- **INFORMATION GIVEN**

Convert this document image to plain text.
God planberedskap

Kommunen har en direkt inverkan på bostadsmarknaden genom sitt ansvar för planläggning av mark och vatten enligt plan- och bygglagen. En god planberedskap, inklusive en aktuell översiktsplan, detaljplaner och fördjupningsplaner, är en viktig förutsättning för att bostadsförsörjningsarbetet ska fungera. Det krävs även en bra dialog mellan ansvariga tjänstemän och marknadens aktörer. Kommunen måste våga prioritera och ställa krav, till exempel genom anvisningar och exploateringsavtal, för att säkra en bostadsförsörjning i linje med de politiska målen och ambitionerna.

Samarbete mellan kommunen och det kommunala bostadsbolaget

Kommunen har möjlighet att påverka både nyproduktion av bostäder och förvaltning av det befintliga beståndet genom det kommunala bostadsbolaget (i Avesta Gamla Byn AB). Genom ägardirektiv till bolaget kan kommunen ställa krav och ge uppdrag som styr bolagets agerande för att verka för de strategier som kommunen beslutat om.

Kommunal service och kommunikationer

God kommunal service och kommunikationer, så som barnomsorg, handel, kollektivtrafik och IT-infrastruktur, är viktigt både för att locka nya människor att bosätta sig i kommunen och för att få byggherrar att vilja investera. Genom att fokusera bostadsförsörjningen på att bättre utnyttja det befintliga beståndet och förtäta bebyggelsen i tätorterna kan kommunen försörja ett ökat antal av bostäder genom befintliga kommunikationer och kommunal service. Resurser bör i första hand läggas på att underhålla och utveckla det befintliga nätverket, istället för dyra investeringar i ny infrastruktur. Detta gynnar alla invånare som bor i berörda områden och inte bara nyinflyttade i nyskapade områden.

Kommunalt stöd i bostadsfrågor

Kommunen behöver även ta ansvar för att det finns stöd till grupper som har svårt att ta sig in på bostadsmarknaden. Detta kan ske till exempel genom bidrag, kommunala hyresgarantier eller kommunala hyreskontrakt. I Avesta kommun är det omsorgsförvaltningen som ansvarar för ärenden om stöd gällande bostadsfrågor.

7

- **WORK INSTRUCTION**
Reproduce the listing in full. Change nothing.

- **TASK RESPONSE**
Convert this document image to plain text.
God planberedskap

Kommunen har en direkt inverkan på bostadsmarknaden genom sitt ansvar för planläggning av mark och vatten enligt plan- och bygglagen. En god planberedskap, inklusive en aktuell översiktsplan, detaljplaner och fördjupningsplaner, är en viktig förutsättning för att bostadsförsörjningsarbetet ska fungera. Det krävs även en bra dialog mellan ansvariga tjänstemän och marknadens aktörer. Kommunen måste våga prioritera och ställa krav, till exempel genom anvisningar och exploateringsavtal, för att säkra en bostadsförsörjning i linje med de politiska målen och ambitionerna.

Samarbete mellan kommunen och det kommunala bostadsbolaget

Kommunen har möjlighet att påverka både nyproduktion av bostäder och förvaltning av det befintliga beståndet genom det kommunala bostadsbolaget (i Avesta Gamla Byn AB). Genom ägardirektiv till bolaget kan kommunen ställa krav och ge uppdrag som styr bolagets agerande för att verka för de strategier som kommunen beslutat om.

Kommunal service och kommunikationer

God kommunal service och kommunikationer, så som barnomsorg, handel, kollektivtrafik och IT-infrastruktur, är viktigt både för att locka nya människor att bosätta sig i kommunen och för att få byggherrar att vilja investera. Genom att fokusera bostadsförsörjningen på att bättre utnyttja det befintliga beståndet och förtäta bebyggelsen i tätorterna kan kommunen försörja ett ökat antal av bostäder genom befintliga kommunikationer och kommunal service. Resurser bör i första hand läggas på att underhålla och utveckla det befintliga nätverket, istället för dyra investeringar i ny infrastruktur. Detta gynnar alla invånare som bor i berörda områden och inte bara nyinflyttade i nyskapade områden.

Kommunalt stöd i bostadsfrågor

Kommunen behöver även ta ansvar för att det finns stöd till grupper som har svårt att ta sig in på bostadsmarknaden. Detta kan ske till exempel genom bidrag, kommunala hyresgarantier eller kommunala hyreskontrakt. I Avesta kommun är det omsorgsförvaltningen som ansvarar för ärenden om stöd gällande bostadsfrågor.

7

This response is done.